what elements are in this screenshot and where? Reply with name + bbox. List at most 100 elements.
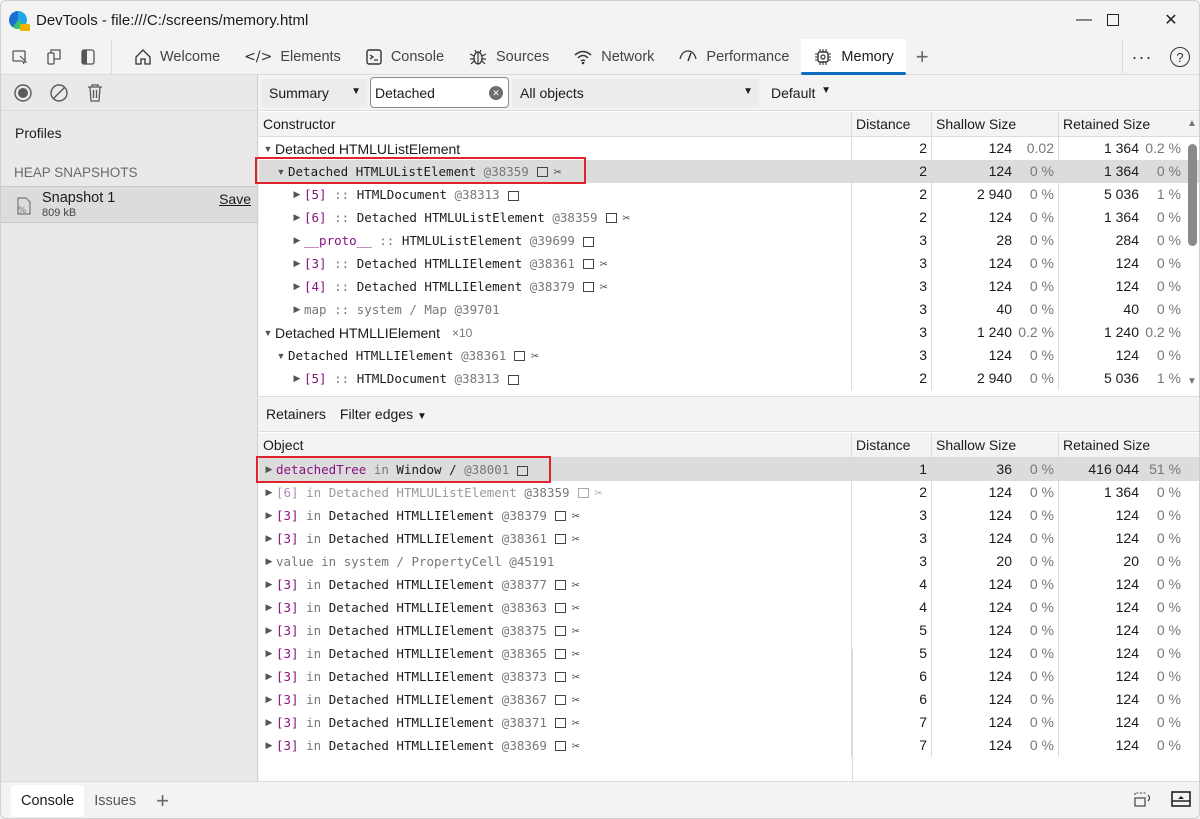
save-snapshot-link[interactable]: Save [219,191,251,207]
table-row[interactable]: ▶ [3] in Detached HTMLLIElement @38367 ✂ 6 1… [259,688,1199,711]
tab-network[interactable]: Network [561,39,666,75]
reveal-in-elements-icon[interactable] [507,190,519,201]
reveal-in-elements-icon[interactable] [554,603,566,613]
table-row[interactable]: ▶ [3] in Detached HTMLLIElement @38375 ✂ 5 1… [259,619,1199,642]
column-header-distance[interactable]: Distance [852,433,932,457]
expand-right-icon[interactable]: ▶ [263,556,275,567]
column-header-object[interactable]: Object [259,433,852,457]
table-row[interactable]: ▶ detachedTree in Window / @38001 1 36 0 % 41… [259,458,1199,481]
help-button[interactable]: ? [1161,39,1199,75]
reveal-in-elements-icon[interactable] [517,465,529,476]
expand-right-icon[interactable]: ▶ [291,281,303,292]
more-options-button[interactable]: ··· [1123,39,1161,75]
scroll-down-icon[interactable]: ▼ [1187,376,1197,387]
tab-elements[interactable]: </> Elements [232,39,353,75]
table-row[interactable]: ▼ Detached HTMLLIElement @38361 ✂ 3 124 0 % 12… [259,344,1199,367]
sort-select[interactable]: Default ▼ [763,79,833,107]
column-header-retained-size[interactable]: Retained Size [1059,112,1184,136]
expand-right-icon[interactable]: ▶ [263,510,275,521]
column-header-distance[interactable]: Distance [852,112,932,136]
reveal-in-elements-icon[interactable] [554,672,566,682]
table-row[interactable]: ▶ [3] in Detached HTMLLIElement @38369 ✂ 7 1… [259,734,1199,757]
column-header-constructor[interactable]: Constructor [259,112,852,136]
table-row[interactable]: ▼ Detached HTMLUListElement @38359 ✂ 2 124 0 … [259,160,1199,183]
column-header-shallow-size[interactable]: Shallow Size [932,433,1059,457]
clear-profiles-button[interactable] [47,81,71,105]
column-header-shallow-size[interactable]: Shallow Size [932,112,1059,136]
expand-right-icon[interactable]: ▶ [263,533,275,544]
expand-right-icon[interactable]: ▶ [263,648,275,659]
reveal-in-elements-icon[interactable] [554,511,566,521]
column-header-retained-size[interactable]: Retained Size [1059,433,1184,457]
expand-right-icon[interactable]: ▶ [291,373,303,384]
table-row[interactable]: ▶ [5] :: HTMLDocument @38313 2 2 940 0 % 5 03… [259,367,1199,390]
reveal-in-elements-icon[interactable] [554,580,566,590]
reveal-in-elements-icon[interactable] [536,167,548,177]
add-drawer-tab-button[interactable]: + [146,785,179,817]
reveal-in-elements-icon[interactable] [554,718,566,728]
expand-down-icon[interactable]: ▼ [275,167,287,177]
scrollbar-thumb[interactable] [1188,144,1197,246]
take-snapshot-button[interactable] [11,81,35,105]
expand-down-icon[interactable]: ▼ [262,328,274,338]
tab-performance[interactable]: Performance [666,39,801,75]
expand-right-icon[interactable]: ▶ [263,579,275,590]
table-row[interactable]: ▶ [3] in Detached HTMLLIElement @38373 ✂ 6 1… [259,665,1199,688]
table-row[interactable]: ▶ value in system / PropertyCell @45191 3 2… [259,550,1199,573]
table-row[interactable]: ▶ map :: system / Map @39701 3 40 0 % 40 0 % [259,298,1199,321]
reveal-in-elements-icon[interactable] [605,213,617,223]
close-button[interactable]: ✕ [1142,1,1199,39]
expand-down-icon[interactable]: ▼ [262,144,274,154]
reveal-in-elements-icon[interactable] [554,626,566,636]
drawer-tab-console[interactable]: Console [11,785,85,817]
expand-right-icon[interactable]: ▶ [263,625,275,636]
table-row[interactable]: ▶ [3] in Detached HTMLLIElement @38371 ✂ 7 1… [259,711,1199,734]
filter-edges-dropdown[interactable]: Filter edges ▼ [340,406,427,422]
table-row[interactable]: ▶ [3] in Detached HTMLLIElement @38377 ✂ 4 1… [259,573,1199,596]
tab-memory[interactable]: Memory [801,38,907,75]
table-row[interactable]: ▼ Detached HTMLLIElement ×10 3 1 240 0.2 % 1 2… [259,321,1199,344]
snapshot-item[interactable]: % Snapshot 1 809 kB Save [1,186,257,223]
table-row[interactable]: ▶ [3] in Detached HTMLLIElement @38365 ✂ 5 1… [259,642,1199,665]
expand-right-icon[interactable]: ▶ [263,464,275,475]
tab-welcome[interactable]: Welcome [122,39,232,75]
view-select[interactable]: Summary ▼ [261,79,367,107]
tab-sources[interactable]: Sources [456,39,561,75]
reveal-in-elements-icon[interactable] [554,534,566,544]
expand-down-icon[interactable]: ▼ [275,351,287,361]
table-row[interactable]: ▶ [3] :: Detached HTMLLIElement @38361 ✂ 3 1… [259,252,1199,275]
table-row[interactable]: ▶ [3] in Detached HTMLLIElement @38379 ✂ 3 1… [259,504,1199,527]
reveal-in-elements-icon[interactable] [554,649,566,659]
expand-right-icon[interactable]: ▶ [263,671,275,682]
reveal-in-elements-icon[interactable] [554,695,566,705]
scroll-up-icon[interactable]: ▲ [1187,118,1197,129]
expand-right-icon[interactable]: ▶ [263,717,275,728]
expand-right-icon[interactable]: ▶ [263,602,275,613]
table-row[interactable]: ▶ [5] :: HTMLDocument @38313 2 2 940 0 % 5 03… [259,183,1199,206]
reveal-in-elements-icon[interactable] [582,282,594,292]
clear-filter-icon[interactable]: ✕ [489,86,503,100]
maximize-button[interactable] [1084,1,1142,39]
drawer-tab-issues[interactable]: Issues [84,785,146,817]
delete-button[interactable] [83,81,107,105]
reveal-in-elements-icon[interactable] [507,374,519,385]
expand-right-icon[interactable]: ▶ [291,189,303,200]
expand-right-icon[interactable]: ▶ [291,235,303,246]
table-row[interactable]: ▶ [3] in Detached HTMLLIElement @38361 ✂ 3 1… [259,527,1199,550]
table-row[interactable]: ▶ [4] :: Detached HTMLLIElement @38379 ✂ 3 1… [259,275,1199,298]
reveal-in-elements-icon[interactable] [582,259,594,269]
expand-drawer-icon[interactable] [1171,790,1191,811]
reveal-in-elements-icon[interactable] [514,351,526,361]
reveal-in-elements-icon[interactable] [577,488,589,498]
inspect-element-icon[interactable] [5,42,35,72]
reveal-in-elements-icon[interactable] [554,741,566,751]
add-tab-button[interactable]: + [906,44,939,70]
expand-right-icon[interactable]: ▶ [263,694,275,705]
table-row[interactable]: ▶ [3] in Detached HTMLLIElement @38363 ✂ 4 1… [259,596,1199,619]
dock-sidebar-icon[interactable] [73,42,103,72]
table-row[interactable]: ▶ __proto__ :: HTMLUListElement @39699 3 28… [259,229,1199,252]
reveal-in-elements-icon[interactable] [582,236,594,247]
expand-right-icon[interactable]: ▶ [291,258,303,269]
summary-scrollbar[interactable]: ▲ ▼ [1184,112,1199,395]
table-row[interactable]: ▶ [6] in Detached HTMLUListElement @38359… [259,481,1199,504]
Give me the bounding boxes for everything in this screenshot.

Problem description: Rewrite all of the material above as a JSON list of strings with one string per line, leaving out blank lines and the pictures.

Result for this exercise:
[
  "what elements are in this screenshot and where? Reply with name + bbox. List at most 100 elements.",
  "save-snapshot-link[interactable]: Save [219,191,251,207]",
  "table-row[interactable]: ▶ [3] in Detached HTMLLIElement @38367 ✂ 6 1… [259,688,1199,711]",
  "tab-network[interactable]: Network [561,39,666,75]",
  "reveal-in-elements-icon[interactable] [507,190,519,201]",
  "reveal-in-elements-icon[interactable] [554,603,566,613]",
  "table-row[interactable]: ▶ [3] in Detached HTMLLIElement @38375 ✂ 5 1… [259,619,1199,642]",
  "column-header-distance[interactable]: Distance [852,433,932,457]",
  "expand-right-icon[interactable]: ▶ [263,556,275,567]",
  "column-header-object[interactable]: Object [259,433,852,457]",
  "table-row[interactable]: ▶ detachedTree in Window / @38001 1 36 0 % 41… [259,458,1199,481]",
  "help-button[interactable]: ? [1161,39,1199,75]",
  "reveal-in-elements-icon[interactable] [517,465,529,476]",
  "expand-right-icon[interactable]: ▶ [291,281,303,292]",
  "more-options-button[interactable]: ··· [1123,39,1161,75]",
  "scroll-down-icon[interactable]: ▼ [1187,376,1197,387]",
  "tab-elements[interactable]: </> Elements [232,39,353,75]",
  "table-row[interactable]: ▼ Detached HTMLLIElement @38361 ✂ 3 124 0 % 12… [259,344,1199,367]",
  "sort-select[interactable]: Default ▼ [763,79,833,107]",
  "column-header-retained-size[interactable]: Retained Size [1059,112,1184,136]",
  "expand-right-icon[interactable]: ▶ [263,510,275,521]",
  "column-header-distance[interactable]: Distance [852,112,932,136]",
  "reveal-in-elements-icon[interactable] [554,672,566,682]",
  "table-row[interactable]: ▶ [3] in Detached HTMLLIElement @38369 ✂ 7 1… [259,734,1199,757]",
  "column-header-constructor[interactable]: Constructor [259,112,852,136]",
  "table-row[interactable]: ▼ Detached HTMLUListElement @38359 ✂ 2 124 0 … [259,160,1199,183]",
  "column-header-shallow-size[interactable]: Shallow Size [932,433,1059,457]",
  "clear-profiles-button[interactable] [47,81,71,105]",
  "column-header-shallow-size[interactable]: Shallow Size [932,112,1059,136]",
  "expand-right-icon[interactable]: ▶ [263,533,275,544]",
  "expand-right-icon[interactable]: ▶ [263,648,275,659]",
  "reveal-in-elements-icon[interactable] [554,511,566,521]",
  "column-header-retained-size[interactable]: Retained Size [1059,433,1184,457]",
  "expand-right-icon[interactable]: ▶ [291,373,303,384]",
  "table-row[interactable]: ▶ [5] :: HTMLDocument @38313 2 2 940 0 % 5 03… [259,367,1199,390]",
  "reveal-in-elements-icon[interactable] [554,580,566,590]",
  "reveal-in-elements-icon[interactable] [536,167,548,177]",
  "add-drawer-tab-button[interactable]: + [146,785,179,817]",
  "reveal-in-elements-icon[interactable] [554,718,566,728]",
  "expand-down-icon[interactable]: ▼ [275,167,287,177]",
  "scrollbar-thumb[interactable] [1188,144,1197,246]",
  "take-snapshot-button[interactable] [11,81,35,105]",
  "expand-down-icon[interactable]: ▼ [262,328,274,338]",
  "tab-performance[interactable]: Performance [666,39,801,75]",
  "expand-right-icon[interactable]: ▶ [263,579,275,590]",
  "table-row[interactable]: ▶ [3] in Detached HTMLLIElement @38373 ✂ 6 1… [259,665,1199,688]",
  "table-row[interactable]: ▶ value in system / PropertyCell @45191 3 2… [259,550,1199,573]",
  "table-row[interactable]: ▶ map :: system / Map @39701 3 40 0 % 40 0 % [259,298,1199,321]",
  "reveal-in-elements-icon[interactable] [605,213,617,223]",
  "close-button[interactable]: ✕ [1142,1,1199,39]",
  "expand-down-icon[interactable]: ▼ [262,144,274,154]",
  "reveal-in-elements-icon[interactable] [554,626,566,636]",
  "drawer-tab-console[interactable]: Console [11,785,85,817]",
  "expand-right-icon[interactable]: ▶ [263,625,275,636]",
  "table-row[interactable]: ▶ [3] in Detached HTMLLIElement @38371 ✂ 7 1… [259,711,1199,734]",
  "filter-edges-dropdown[interactable]: Filter edges ▼ [340,406,427,422]",
  "table-row[interactable]: ▶ [3] in Detached HTMLLIElement @38377 ✂ 4 1… [259,573,1199,596]",
  "tab-memory[interactable]: Memory [801,38,907,75]",
  "table-row[interactable]: ▼ Detached HTMLLIElement ×10 3 1 240 0.2 % 1 2… [259,321,1199,344]",
  "snapshot-item[interactable]: % Snapshot 1 809 kB Save [1,186,257,223]",
  "table-row[interactable]: ▶ [3] in Detached HTMLLIElement @38365 ✂ 5 1… [259,642,1199,665]",
  "expand-right-icon[interactable]: ▶ [263,464,275,475]",
  "tab-welcome[interactable]: Welcome [122,39,232,75]",
  "view-select[interactable]: Summary ▼ [261,79,367,107]",
  "tab-sources[interactable]: Sources [456,39,561,75]",
  "reveal-in-elements-icon[interactable] [554,534,566,544]",
  "expand-down-icon[interactable]: ▼ [275,351,287,361]",
  "table-row[interactable]: ▶ [3] :: Detached HTMLLIElement @38361 ✂ 3 1… [259,252,1199,275]",
  "table-row[interactable]: ▶ [3] in Detached HTMLLIElement @38379 ✂ 3 1… [259,504,1199,527]",
  "reveal-in-elements-icon[interactable] [554,649,566,659]",
  "expand-right-icon[interactable]: ▶ [263,671,275,682]",
  "reveal-in-elements-icon[interactable] [554,695,566,705]",
  "scroll-up-icon[interactable]: ▲ [1187,118,1197,129]",
  "expand-right-icon[interactable]: ▶ [263,717,275,728]",
  "expand-right-icon[interactable]: ▶ [263,602,275,613]",
  "table-row[interactable]: ▶ [5] :: HTMLDocument @38313 2 2 940 0 % 5 03… [259,183,1199,206]",
  "reveal-in-elements-icon[interactable] [582,282,594,292]",
  "clear-filter-icon[interactable]: ✕ [489,86,503,100]",
  "maximize-button[interactable] [1084,1,1142,39]",
  "drawer-tab-issues[interactable]: Issues [84,785,146,817]",
  "delete-button[interactable] [83,81,107,105]",
  "reveal-in-elements-icon[interactable] [507,374,519,385]",
  "expand-right-icon[interactable]: ▶ [291,189,303,200]",
  "expand-right-icon[interactable]: ▶ [291,235,303,246]",
  "table-row[interactable]: ▶ [3] in Detached HTMLLIElement @38361 ✂ 3 1… [259,527,1199,550]",
  "table-row[interactable]: ▶ [4] :: Detached HTMLLIElement @38379 ✂ 3 1… [259,275,1199,298]",
  "reveal-in-elements-icon[interactable] [582,259,594,269]",
  "expand-drawer-icon[interactable] [1171,790,1191,811]",
  "reveal-in-elements-icon[interactable] [514,351,526,361]",
  "reveal-in-elements-icon[interactable] [577,488,589,498]",
  "inspect-element-icon[interactable] [5,42,35,72]",
  "reveal-in-elements-icon[interactable] [554,741,566,751]",
  "add-tab-button[interactable]: + [906,44,939,70]",
  "expand-right-icon[interactable]: ▶ [263,694,275,705]",
  "table-row[interactable]: ▶ [3] in Detached HTMLLIElement @38363 ✂ 4 1… [259,596,1199,619]",
  "dock-sidebar-icon[interactable] [73,42,103,72]",
  "table-row[interactable]: ▶ __proto__ :: HTMLUListElement @39699 3 28… [259,229,1199,252]",
  "reveal-in-elements-icon[interactable] [582,236,594,247]",
  "expand-right-icon[interactable]: ▶ [291,258,303,269]",
  "summary-scrollbar[interactable]: ▲ ▼ [1184,112,1199,395]",
  "table-row[interactable]: ▶ [6] in Detached HTMLUListElement @38359… [259,481,1199,504]",
  "Give me the bounding boxes for everything in this screenshot."
]